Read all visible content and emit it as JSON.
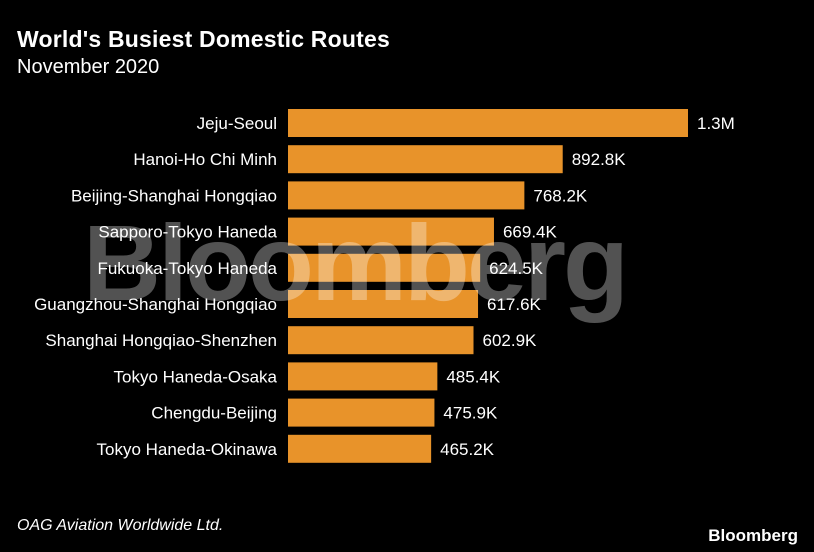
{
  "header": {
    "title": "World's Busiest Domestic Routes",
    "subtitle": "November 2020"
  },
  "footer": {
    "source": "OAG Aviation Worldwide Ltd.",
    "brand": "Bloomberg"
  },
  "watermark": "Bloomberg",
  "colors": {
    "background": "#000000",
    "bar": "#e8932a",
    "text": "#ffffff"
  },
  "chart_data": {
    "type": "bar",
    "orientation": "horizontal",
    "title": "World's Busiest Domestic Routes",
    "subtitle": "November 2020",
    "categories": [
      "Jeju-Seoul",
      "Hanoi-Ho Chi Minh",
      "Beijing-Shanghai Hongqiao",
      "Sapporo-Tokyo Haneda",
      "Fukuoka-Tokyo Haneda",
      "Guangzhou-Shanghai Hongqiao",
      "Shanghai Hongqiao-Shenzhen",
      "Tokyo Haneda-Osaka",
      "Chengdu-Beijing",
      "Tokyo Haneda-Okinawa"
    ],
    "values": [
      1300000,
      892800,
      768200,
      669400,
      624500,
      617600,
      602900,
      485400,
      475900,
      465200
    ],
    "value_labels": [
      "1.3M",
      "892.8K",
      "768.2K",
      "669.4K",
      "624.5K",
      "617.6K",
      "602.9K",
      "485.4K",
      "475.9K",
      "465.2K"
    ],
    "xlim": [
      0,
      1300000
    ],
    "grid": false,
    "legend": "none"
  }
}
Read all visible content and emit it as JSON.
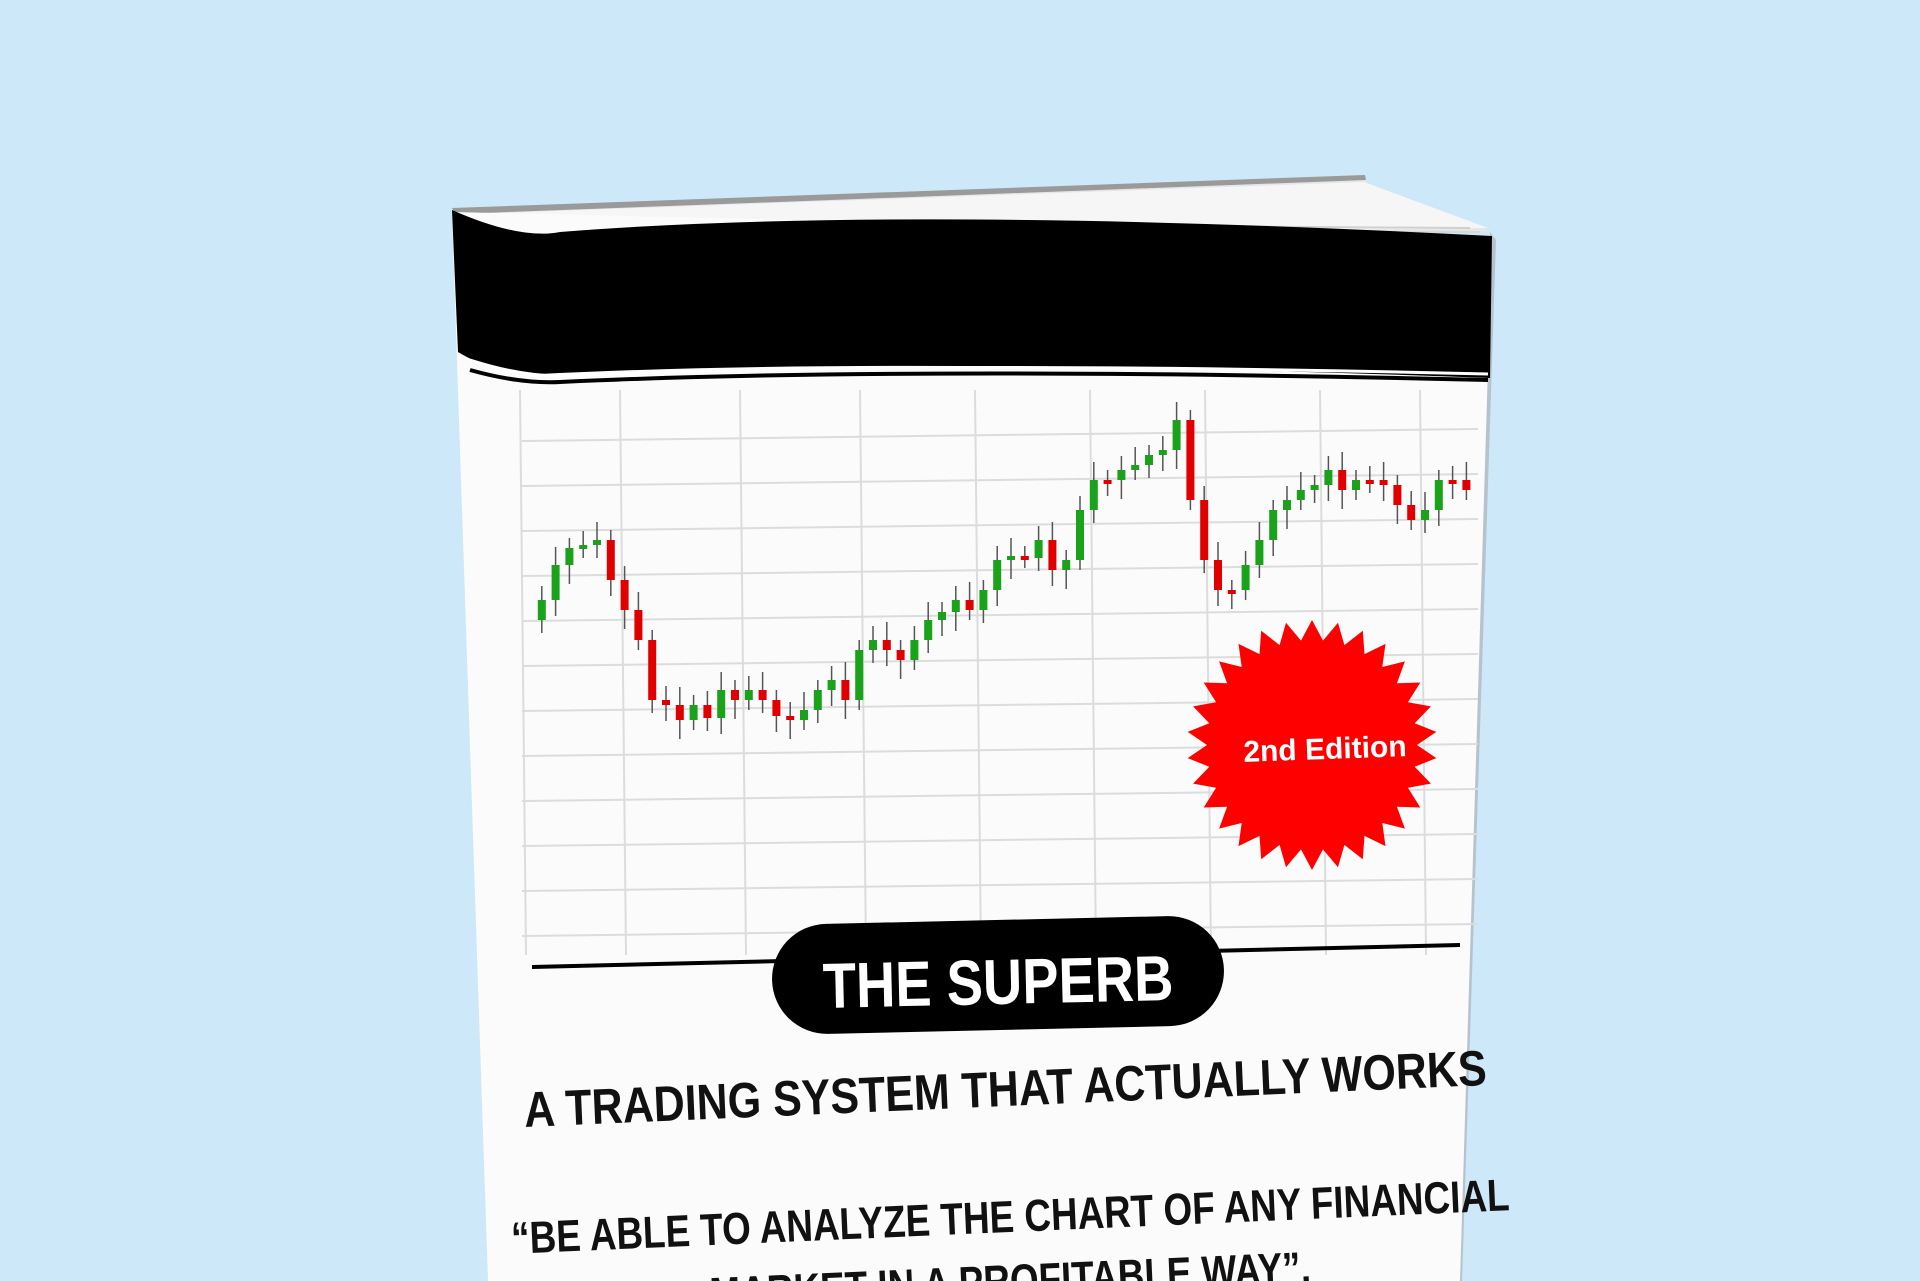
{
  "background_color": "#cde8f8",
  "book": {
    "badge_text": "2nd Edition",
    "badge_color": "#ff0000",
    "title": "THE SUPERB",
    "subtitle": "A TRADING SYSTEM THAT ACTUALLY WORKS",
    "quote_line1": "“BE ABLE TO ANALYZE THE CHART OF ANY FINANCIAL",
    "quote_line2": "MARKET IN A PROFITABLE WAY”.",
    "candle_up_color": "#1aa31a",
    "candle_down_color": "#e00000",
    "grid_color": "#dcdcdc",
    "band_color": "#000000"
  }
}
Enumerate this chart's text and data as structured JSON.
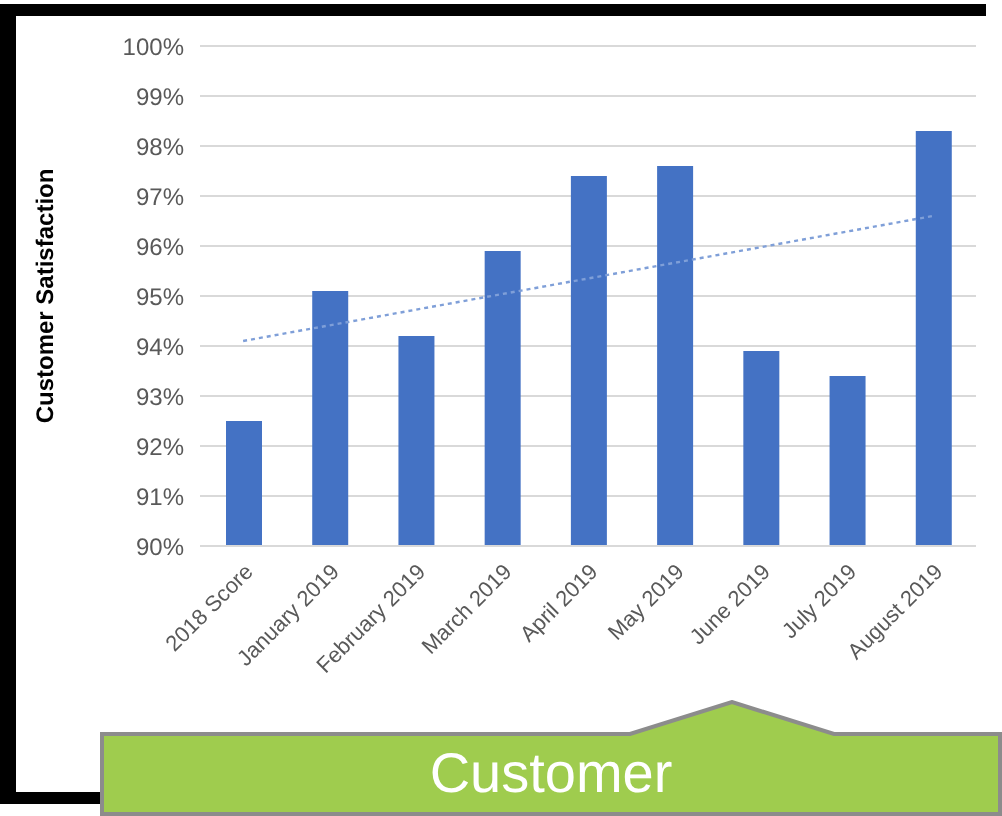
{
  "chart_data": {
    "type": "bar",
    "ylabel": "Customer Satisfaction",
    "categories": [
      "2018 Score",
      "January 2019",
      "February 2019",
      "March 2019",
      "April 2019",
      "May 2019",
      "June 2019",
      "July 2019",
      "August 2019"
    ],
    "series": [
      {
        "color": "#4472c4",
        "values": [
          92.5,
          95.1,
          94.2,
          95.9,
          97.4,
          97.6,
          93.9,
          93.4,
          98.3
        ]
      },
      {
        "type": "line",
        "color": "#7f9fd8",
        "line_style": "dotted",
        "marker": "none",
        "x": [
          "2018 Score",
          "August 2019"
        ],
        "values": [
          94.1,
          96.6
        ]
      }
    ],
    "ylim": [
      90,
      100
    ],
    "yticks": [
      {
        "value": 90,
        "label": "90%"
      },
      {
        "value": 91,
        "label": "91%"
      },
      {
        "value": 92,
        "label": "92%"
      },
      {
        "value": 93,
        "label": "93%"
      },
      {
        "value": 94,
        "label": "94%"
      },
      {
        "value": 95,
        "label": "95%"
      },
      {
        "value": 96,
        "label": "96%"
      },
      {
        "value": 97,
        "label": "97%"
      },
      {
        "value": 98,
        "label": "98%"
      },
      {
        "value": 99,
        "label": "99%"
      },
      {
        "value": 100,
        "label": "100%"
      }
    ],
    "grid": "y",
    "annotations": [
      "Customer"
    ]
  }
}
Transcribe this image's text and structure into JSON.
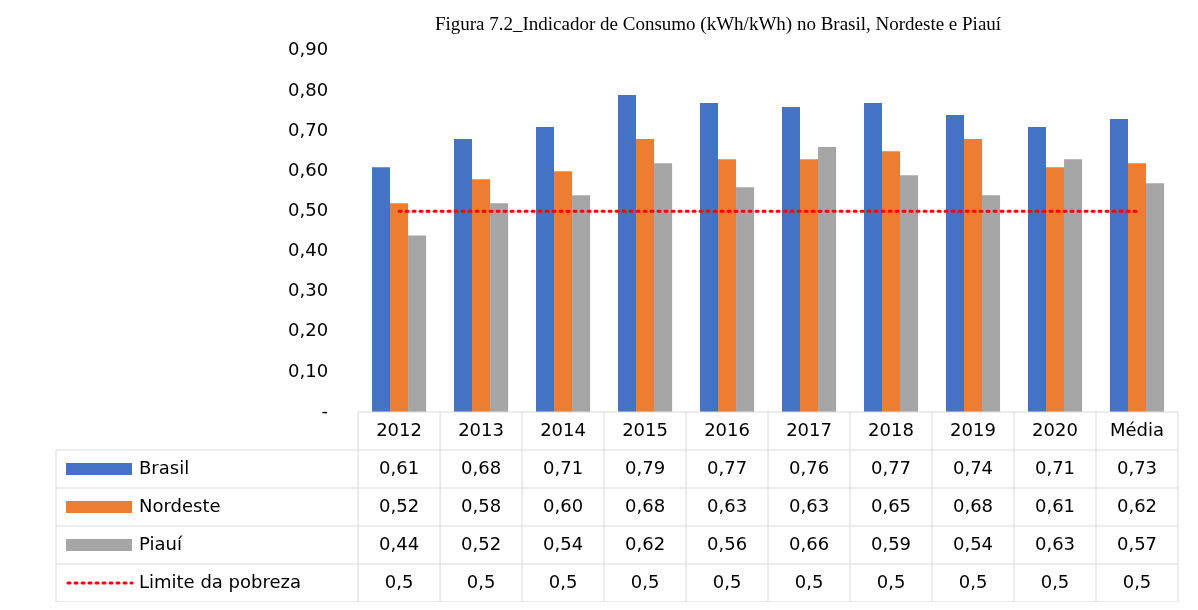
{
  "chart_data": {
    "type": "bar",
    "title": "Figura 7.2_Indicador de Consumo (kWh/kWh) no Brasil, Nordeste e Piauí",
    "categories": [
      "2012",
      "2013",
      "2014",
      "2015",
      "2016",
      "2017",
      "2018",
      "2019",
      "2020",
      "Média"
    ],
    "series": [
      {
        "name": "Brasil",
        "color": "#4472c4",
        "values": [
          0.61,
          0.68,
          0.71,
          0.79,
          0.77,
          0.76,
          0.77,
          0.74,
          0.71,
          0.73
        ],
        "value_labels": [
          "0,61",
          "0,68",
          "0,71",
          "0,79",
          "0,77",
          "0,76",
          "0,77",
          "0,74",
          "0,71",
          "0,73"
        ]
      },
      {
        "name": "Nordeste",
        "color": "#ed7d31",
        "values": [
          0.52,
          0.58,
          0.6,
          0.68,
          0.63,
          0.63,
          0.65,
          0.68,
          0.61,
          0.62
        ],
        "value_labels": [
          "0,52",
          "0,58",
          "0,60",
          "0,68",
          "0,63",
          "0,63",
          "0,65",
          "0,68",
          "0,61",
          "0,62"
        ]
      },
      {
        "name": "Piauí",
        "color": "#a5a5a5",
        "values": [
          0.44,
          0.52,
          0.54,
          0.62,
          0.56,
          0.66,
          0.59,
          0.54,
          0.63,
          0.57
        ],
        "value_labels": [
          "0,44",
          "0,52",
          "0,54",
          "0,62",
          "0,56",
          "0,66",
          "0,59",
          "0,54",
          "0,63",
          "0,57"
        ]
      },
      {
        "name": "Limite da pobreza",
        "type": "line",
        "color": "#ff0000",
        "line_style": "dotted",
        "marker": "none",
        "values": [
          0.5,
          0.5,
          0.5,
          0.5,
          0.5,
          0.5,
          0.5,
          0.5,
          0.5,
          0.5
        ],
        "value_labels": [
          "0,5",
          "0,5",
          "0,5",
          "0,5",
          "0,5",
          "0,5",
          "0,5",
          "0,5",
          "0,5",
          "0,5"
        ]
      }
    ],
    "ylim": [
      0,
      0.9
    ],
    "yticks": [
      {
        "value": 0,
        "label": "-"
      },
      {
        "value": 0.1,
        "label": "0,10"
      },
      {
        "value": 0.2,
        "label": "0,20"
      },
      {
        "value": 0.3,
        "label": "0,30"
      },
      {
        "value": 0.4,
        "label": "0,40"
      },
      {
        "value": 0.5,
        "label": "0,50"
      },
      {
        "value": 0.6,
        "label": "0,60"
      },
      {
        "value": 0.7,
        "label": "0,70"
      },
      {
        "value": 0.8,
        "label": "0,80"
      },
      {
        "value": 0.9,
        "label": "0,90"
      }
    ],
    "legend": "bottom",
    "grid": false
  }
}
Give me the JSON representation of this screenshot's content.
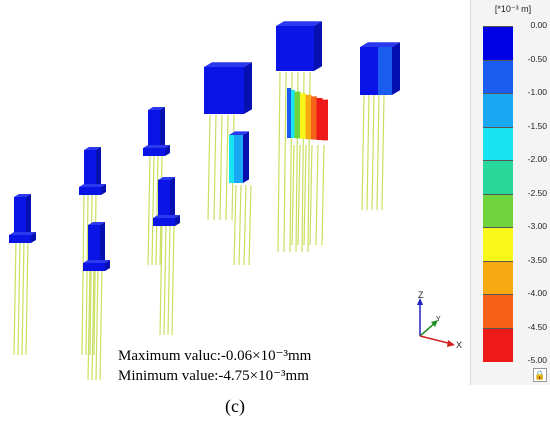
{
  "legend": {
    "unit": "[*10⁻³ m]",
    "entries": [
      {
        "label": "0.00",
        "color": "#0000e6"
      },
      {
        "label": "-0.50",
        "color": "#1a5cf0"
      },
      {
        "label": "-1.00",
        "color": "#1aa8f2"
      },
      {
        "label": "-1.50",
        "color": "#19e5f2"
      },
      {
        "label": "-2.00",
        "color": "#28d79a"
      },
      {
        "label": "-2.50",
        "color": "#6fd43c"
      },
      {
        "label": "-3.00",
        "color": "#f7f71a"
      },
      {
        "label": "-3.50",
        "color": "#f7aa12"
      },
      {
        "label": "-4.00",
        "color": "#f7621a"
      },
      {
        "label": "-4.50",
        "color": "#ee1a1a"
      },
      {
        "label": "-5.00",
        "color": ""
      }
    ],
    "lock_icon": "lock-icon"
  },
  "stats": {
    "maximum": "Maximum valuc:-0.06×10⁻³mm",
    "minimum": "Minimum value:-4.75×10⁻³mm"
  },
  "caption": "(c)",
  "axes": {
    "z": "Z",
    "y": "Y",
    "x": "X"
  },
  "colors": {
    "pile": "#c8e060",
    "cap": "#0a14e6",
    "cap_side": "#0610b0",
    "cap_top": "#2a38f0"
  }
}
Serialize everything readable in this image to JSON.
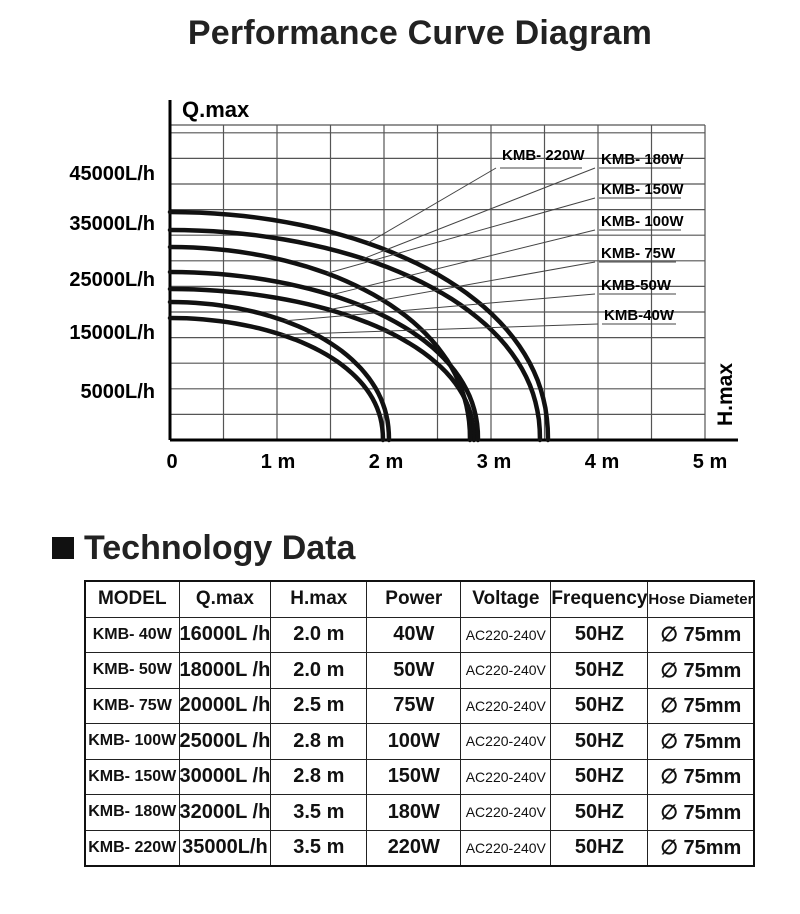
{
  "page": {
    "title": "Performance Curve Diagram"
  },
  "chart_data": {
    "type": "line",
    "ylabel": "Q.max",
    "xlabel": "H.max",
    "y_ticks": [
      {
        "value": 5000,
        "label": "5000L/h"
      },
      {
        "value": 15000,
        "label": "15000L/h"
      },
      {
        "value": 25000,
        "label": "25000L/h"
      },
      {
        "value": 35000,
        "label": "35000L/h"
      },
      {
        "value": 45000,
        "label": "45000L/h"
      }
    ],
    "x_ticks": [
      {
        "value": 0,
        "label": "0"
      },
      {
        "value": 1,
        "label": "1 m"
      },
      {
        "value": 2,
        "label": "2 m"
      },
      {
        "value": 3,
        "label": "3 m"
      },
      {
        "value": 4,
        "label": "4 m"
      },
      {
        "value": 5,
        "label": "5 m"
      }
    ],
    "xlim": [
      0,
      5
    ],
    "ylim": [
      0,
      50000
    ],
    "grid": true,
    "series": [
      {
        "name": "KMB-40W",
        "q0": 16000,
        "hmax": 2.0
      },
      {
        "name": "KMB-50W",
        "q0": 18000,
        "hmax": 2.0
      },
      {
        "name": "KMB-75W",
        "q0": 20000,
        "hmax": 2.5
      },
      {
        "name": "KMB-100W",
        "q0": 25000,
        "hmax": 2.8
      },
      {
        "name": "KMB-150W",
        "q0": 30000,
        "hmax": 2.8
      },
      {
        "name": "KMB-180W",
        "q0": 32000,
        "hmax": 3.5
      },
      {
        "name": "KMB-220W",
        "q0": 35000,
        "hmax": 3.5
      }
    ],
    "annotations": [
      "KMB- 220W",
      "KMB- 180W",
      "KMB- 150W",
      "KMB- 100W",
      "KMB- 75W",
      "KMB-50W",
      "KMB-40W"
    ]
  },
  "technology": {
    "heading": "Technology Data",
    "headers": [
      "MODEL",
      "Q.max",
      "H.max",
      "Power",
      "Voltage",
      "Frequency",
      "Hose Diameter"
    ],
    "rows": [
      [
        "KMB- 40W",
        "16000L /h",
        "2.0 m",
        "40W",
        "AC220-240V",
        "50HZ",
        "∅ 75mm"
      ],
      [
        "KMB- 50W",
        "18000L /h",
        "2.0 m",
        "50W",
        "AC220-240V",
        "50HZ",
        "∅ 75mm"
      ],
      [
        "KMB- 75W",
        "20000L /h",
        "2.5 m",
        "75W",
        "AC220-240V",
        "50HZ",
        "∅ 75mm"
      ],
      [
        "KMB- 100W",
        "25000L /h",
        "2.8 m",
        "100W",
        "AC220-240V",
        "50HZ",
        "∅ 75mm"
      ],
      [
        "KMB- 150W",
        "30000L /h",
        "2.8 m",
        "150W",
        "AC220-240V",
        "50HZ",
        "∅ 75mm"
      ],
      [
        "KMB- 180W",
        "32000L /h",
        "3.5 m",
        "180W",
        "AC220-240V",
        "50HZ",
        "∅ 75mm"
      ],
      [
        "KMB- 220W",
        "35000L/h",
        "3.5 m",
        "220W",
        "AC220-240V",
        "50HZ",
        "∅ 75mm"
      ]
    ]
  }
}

### TASK DIRECTIONS
Pull out each line containing the word "Beijing" and copy it.

### FINAL RESULT
      "Beijing-Shanghai Hongqiao",
      "Chengdu-Beijing",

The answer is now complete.